### Information provided

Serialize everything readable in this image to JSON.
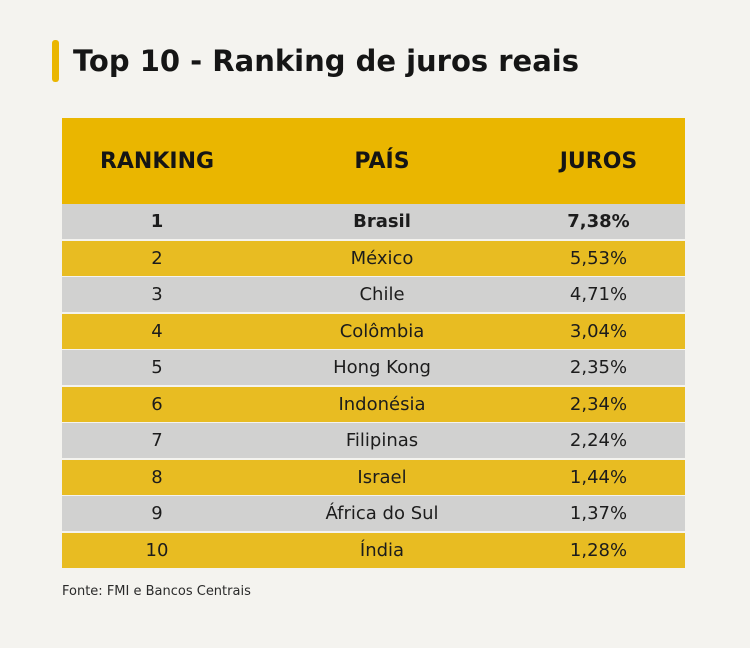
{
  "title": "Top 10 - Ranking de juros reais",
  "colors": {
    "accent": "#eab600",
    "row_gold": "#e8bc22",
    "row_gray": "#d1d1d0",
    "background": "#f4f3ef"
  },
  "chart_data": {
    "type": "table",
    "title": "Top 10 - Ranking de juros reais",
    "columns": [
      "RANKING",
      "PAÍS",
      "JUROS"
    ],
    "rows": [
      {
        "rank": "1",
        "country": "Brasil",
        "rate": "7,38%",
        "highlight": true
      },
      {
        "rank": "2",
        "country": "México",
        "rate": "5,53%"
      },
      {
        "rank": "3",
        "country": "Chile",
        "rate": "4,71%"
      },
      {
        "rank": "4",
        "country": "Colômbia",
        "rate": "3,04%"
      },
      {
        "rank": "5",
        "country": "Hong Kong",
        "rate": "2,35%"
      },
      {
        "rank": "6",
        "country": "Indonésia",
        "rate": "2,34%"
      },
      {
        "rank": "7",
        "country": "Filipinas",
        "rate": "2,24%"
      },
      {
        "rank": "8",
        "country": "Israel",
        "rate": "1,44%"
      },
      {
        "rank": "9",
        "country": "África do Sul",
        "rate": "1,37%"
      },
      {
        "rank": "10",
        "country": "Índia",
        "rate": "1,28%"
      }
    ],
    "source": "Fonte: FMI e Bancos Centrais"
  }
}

### Set exercise
Exclude the images and reproduce the remaining data exactly.

### Exercise answer
Serialize everything readable in this image to JSON.
{
  "title": "Top 10 - Ranking de juros reais",
  "colors": {
    "accent": "#eab600",
    "row_gold": "#e8bc22",
    "row_gray": "#d1d1d0",
    "background": "#f4f3ef"
  },
  "chart_data": {
    "type": "table",
    "title": "Top 10 - Ranking de juros reais",
    "columns": [
      "RANKING",
      "PAÍS",
      "JUROS"
    ],
    "rows": [
      {
        "rank": "1",
        "country": "Brasil",
        "rate": "7,38%",
        "highlight": true
      },
      {
        "rank": "2",
        "country": "México",
        "rate": "5,53%"
      },
      {
        "rank": "3",
        "country": "Chile",
        "rate": "4,71%"
      },
      {
        "rank": "4",
        "country": "Colômbia",
        "rate": "3,04%"
      },
      {
        "rank": "5",
        "country": "Hong Kong",
        "rate": "2,35%"
      },
      {
        "rank": "6",
        "country": "Indonésia",
        "rate": "2,34%"
      },
      {
        "rank": "7",
        "country": "Filipinas",
        "rate": "2,24%"
      },
      {
        "rank": "8",
        "country": "Israel",
        "rate": "1,44%"
      },
      {
        "rank": "9",
        "country": "África do Sul",
        "rate": "1,37%"
      },
      {
        "rank": "10",
        "country": "Índia",
        "rate": "1,28%"
      }
    ],
    "source": "Fonte: FMI e Bancos Centrais"
  }
}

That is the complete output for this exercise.